— Work required —
Swap every "elements" in the rows below for "items", leaving everything else unchanged, and omit the pictures from your answer.

— Input for this task —
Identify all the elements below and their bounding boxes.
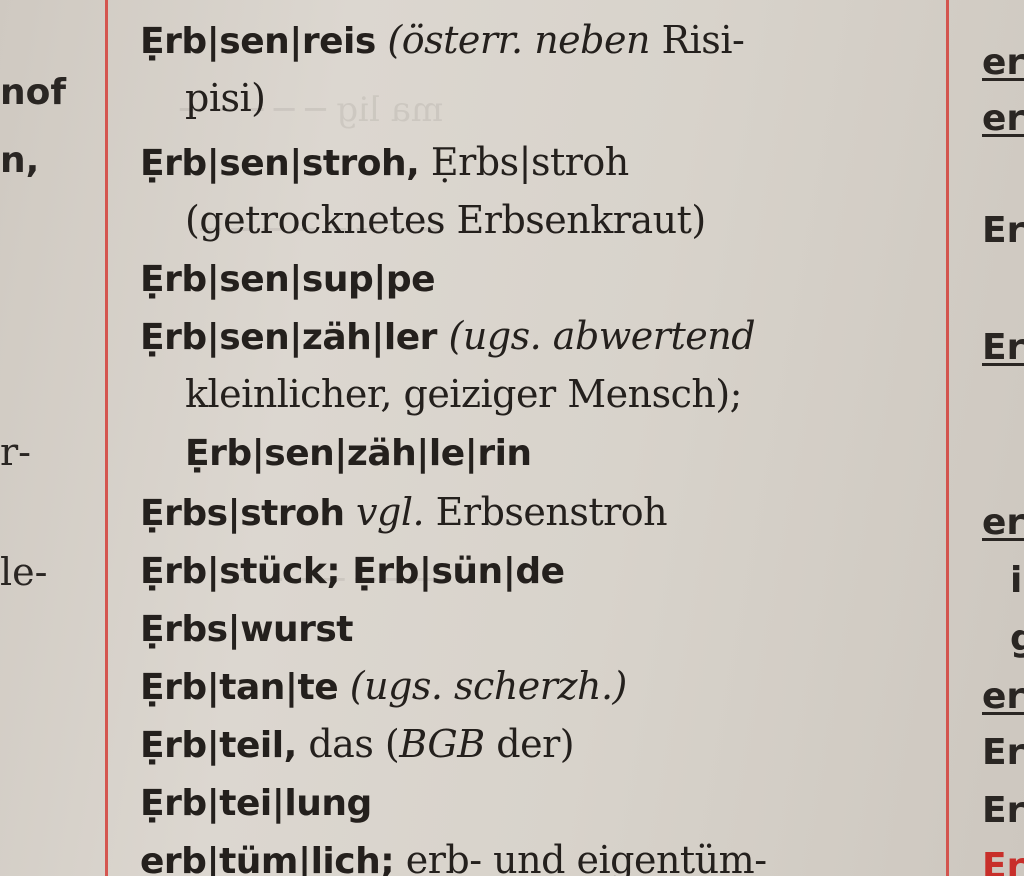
right-fragment: er	[982, 98, 1024, 139]
right-fragment: er	[982, 676, 1024, 717]
entry-erbstueck: Ẹrb|stück; Ẹrb|sün|de	[140, 548, 565, 592]
usage-note: (österr. neben	[387, 18, 650, 62]
dictionary-column: Ẹrb|sen|reis (österr. neben Risi- pisi) …	[140, 0, 940, 876]
entry-text: Risi-	[661, 18, 745, 62]
right-fragment: i	[1010, 560, 1023, 601]
right-fragment: Er	[982, 210, 1024, 251]
gloss: (getrocknetes Erbsenkraut)	[185, 198, 706, 242]
entry-text: pisi)	[185, 76, 266, 120]
variant: Ẹrbs|stroh	[430, 140, 629, 184]
headword-feminine: Ẹrb|sen|zäh|le|rin	[185, 433, 532, 474]
entry-erbteil: Ẹrb|teil, das (BGB der)	[140, 722, 575, 766]
headword: Ẹrb|tan|te	[140, 667, 339, 708]
headword: Ẹrb|teil,	[140, 725, 297, 766]
right-fragment: er	[982, 42, 1024, 83]
right-fragment: er	[982, 502, 1024, 543]
dictionary-page: ma lig ─ ─ ─ ─ ─ ─ ─ ─ ─ ─ ─ ─ ─ ─ ─ ─ ─…	[0, 0, 1024, 876]
gloss: kleinlicher, geiziger Mensch);	[185, 372, 742, 416]
entry-erbsenstroh: Ẹrb|sen|stroh, Ẹrbs|stroh	[140, 140, 629, 184]
right-fragment: Er	[982, 732, 1024, 773]
entry-erbtuemlich: erb|tüm|lich; erb- und eigentüm-	[140, 838, 767, 876]
usage-note: (ugs. abwertend	[448, 314, 756, 358]
entry-erbsensuppe: Ẹrb|sen|sup|pe	[140, 256, 436, 300]
headword: Ẹrb|sen|stroh,	[140, 143, 420, 184]
headword: erb|tüm|lich;	[140, 841, 395, 876]
left-fragment: n,	[0, 140, 40, 181]
usage-note: (ugs. scherzh.)	[349, 664, 628, 708]
headword: Ẹrb|sen|reis	[140, 21, 376, 62]
entry-erbswurst: Ẹrbs|wurst	[140, 606, 353, 650]
entry-continuation: (getrocknetes Erbsenkraut)	[185, 198, 706, 242]
entry-erbsenreis: Ẹrb|sen|reis (österr. neben Risi-	[140, 18, 745, 62]
headword: Ẹrbs|wurst	[140, 609, 353, 650]
entry-text: der)	[496, 722, 575, 766]
headword: Ẹrb|sen|sup|pe	[140, 259, 436, 300]
entry-continuation: pisi)	[185, 76, 266, 120]
entry-text: das (	[308, 722, 400, 766]
right-fragment: g	[1010, 618, 1024, 659]
right-column-fragments: er er Er Er er i g er Er Er Er	[960, 0, 1024, 876]
headword: Ẹrbs|stroh	[140, 493, 345, 534]
right-fragment: Er	[982, 846, 1024, 876]
left-red-rule	[105, 0, 108, 876]
right-red-rule	[946, 0, 949, 876]
entry-erbsstroh: Ẹrbs|stroh vgl. Erbsenstroh	[140, 490, 668, 534]
cross-reference-target: Erbsenstroh	[435, 490, 668, 534]
right-fragment: Er	[982, 790, 1024, 831]
entry-continuation: kleinlicher, geiziger Mensch);	[185, 372, 742, 416]
entry-erbtante: Ẹrb|tan|te (ugs. scherzh.)	[140, 664, 627, 708]
entry-erbteilung: Ẹrb|tei|lung	[140, 780, 372, 824]
entry-erbsenzaehler: Ẹrb|sen|zäh|ler (ugs. abwertend	[140, 314, 756, 358]
headword: Ẹrb|stück; Ẹrb|sün|de	[140, 551, 565, 592]
headword: Ẹrb|tei|lung	[140, 783, 372, 824]
left-fragment: r-	[0, 430, 32, 474]
abbreviation: BGB	[399, 722, 485, 766]
left-fragment: le-	[0, 550, 48, 594]
headword: Ẹrb|sen|zäh|ler	[140, 317, 437, 358]
gloss: erb- und eigentüm-	[405, 838, 767, 876]
left-column-fragments: nof n, r- le-	[0, 0, 100, 876]
cross-reference-label: vgl.	[356, 490, 425, 534]
right-fragment: Er	[982, 327, 1024, 368]
left-fragment: nof	[0, 72, 67, 113]
entry-continuation: Ẹrb|sen|zäh|le|rin	[185, 430, 532, 474]
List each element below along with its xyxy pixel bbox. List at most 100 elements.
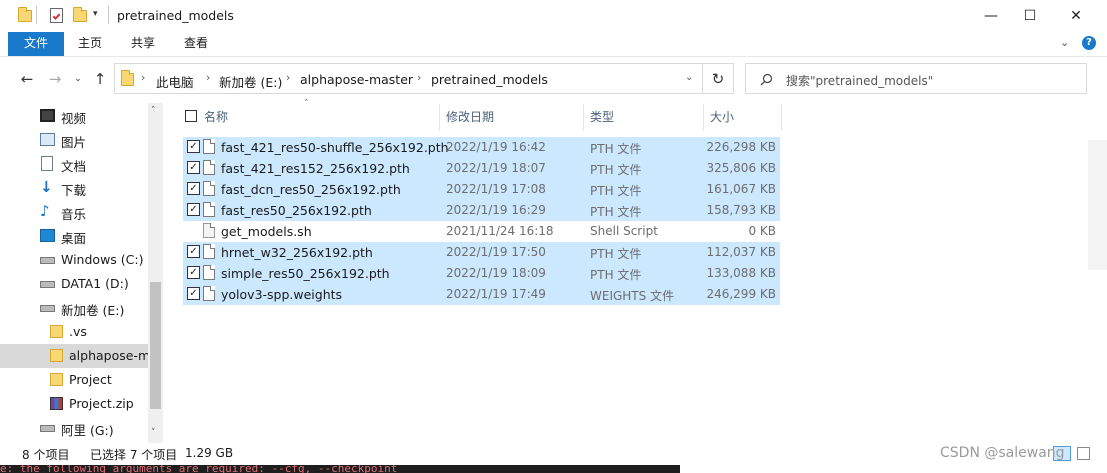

— Reply to the task —
Identify all the items below and their bounding boxes.
right-fragment: er	[982, 98, 1024, 139]
right-fragment: er	[982, 676, 1024, 717]
entry-erbstueck: Ẹrb|stück; Ẹrb|sün|de	[140, 548, 565, 592]
usage-note: (österr. neben	[387, 18, 650, 62]
dictionary-column: Ẹrb|sen|reis (österr. neben Risi- pisi) …	[140, 0, 940, 876]
entry-text: Risi-	[661, 18, 745, 62]
right-fragment: i	[1010, 560, 1023, 601]
right-fragment: Er	[982, 210, 1024, 251]
gloss: (getrocknetes Erbsenkraut)	[185, 198, 706, 242]
entry-text: pisi)	[185, 76, 266, 120]
variant: Ẹrbs|stroh	[430, 140, 629, 184]
headword-feminine: Ẹrb|sen|zäh|le|rin	[185, 433, 532, 474]
entry-erbteil: Ẹrb|teil, das (BGB der)	[140, 722, 575, 766]
headword: Ẹrb|tan|te	[140, 667, 339, 708]
headword: Ẹrb|teil,	[140, 725, 297, 766]
right-fragment: er	[982, 42, 1024, 83]
right-fragment: er	[982, 502, 1024, 543]
dictionary-page: ma lig ─ ─ ─ ─ ─ ─ ─ ─ ─ ─ ─ ─ ─ ─ ─ ─ ─…	[0, 0, 1024, 876]
gloss: kleinlicher, geiziger Mensch);	[185, 372, 742, 416]
entry-erbsenstroh: Ẹrb|sen|stroh, Ẹrbs|stroh	[140, 140, 629, 184]
right-fragment: Er	[982, 732, 1024, 773]
entry-erbtuemlich: erb|tüm|lich; erb- und eigentüm-	[140, 838, 767, 876]
usage-note: (ugs. abwertend	[448, 314, 756, 358]
entry-erbsensuppe: Ẹrb|sen|sup|pe	[140, 256, 436, 300]
headword: Ẹrb|sen|stroh,	[140, 143, 420, 184]
headword: erb|tüm|lich;	[140, 841, 395, 876]
left-fragment: n,	[0, 140, 40, 181]
usage-note: (ugs. scherzh.)	[349, 664, 628, 708]
headword: Ẹrb|sen|reis	[140, 21, 376, 62]
entry-erbswurst: Ẹrbs|wurst	[140, 606, 353, 650]
entry-continuation: (getrocknetes Erbsenkraut)	[185, 198, 706, 242]
entry-erbsenreis: Ẹrb|sen|reis (österr. neben Risi-	[140, 18, 745, 62]
headword: Ẹrbs|wurst	[140, 609, 353, 650]
entry-text: der)	[496, 722, 575, 766]
headword: Ẹrb|sen|sup|pe	[140, 259, 436, 300]
entry-continuation: pisi)	[185, 76, 266, 120]
entry-text: das (	[308, 722, 400, 766]
right-fragment: g	[1010, 618, 1024, 659]
right-column-fragments: er er Er Er er i g er Er Er Er	[960, 0, 1024, 876]
headword: Ẹrbs|stroh	[140, 493, 345, 534]
right-fragment: Er	[982, 846, 1024, 876]
left-red-rule	[105, 0, 108, 876]
right-red-rule	[946, 0, 949, 876]
entry-erbsstroh: Ẹrbs|stroh vgl. Erbsenstroh	[140, 490, 668, 534]
cross-reference-target: Erbsenstroh	[435, 490, 668, 534]
right-fragment: Er	[982, 790, 1024, 831]
entry-continuation: kleinlicher, geiziger Mensch);	[185, 372, 742, 416]
entry-erbtante: Ẹrb|tan|te (ugs. scherzh.)	[140, 664, 627, 708]
entry-erbteilung: Ẹrb|tei|lung	[140, 780, 372, 824]
entry-erbsenzaehler: Ẹrb|sen|zäh|ler (ugs. abwertend	[140, 314, 756, 358]
headword: Ẹrb|stück; Ẹrb|sün|de	[140, 551, 565, 592]
headword: Ẹrb|tei|lung	[140, 783, 372, 824]
left-fragment: r-	[0, 430, 32, 474]
abbreviation: BGB	[399, 722, 485, 766]
left-fragment: le-	[0, 550, 48, 594]
headword: Ẹrb|sen|zäh|ler	[140, 317, 437, 358]
gloss: erb- und eigentüm-	[405, 838, 767, 876]
left-column-fragments: nof n, r- le-	[0, 0, 100, 876]
cross-reference-label: vgl.	[356, 490, 425, 534]
right-fragment: Er	[982, 327, 1024, 368]
left-fragment: nof	[0, 72, 67, 113]
entry-continuation: Ẹrb|sen|zäh|le|rin	[185, 430, 532, 474]
List each element below along with its xyxy pixel bbox. List at most 100 items.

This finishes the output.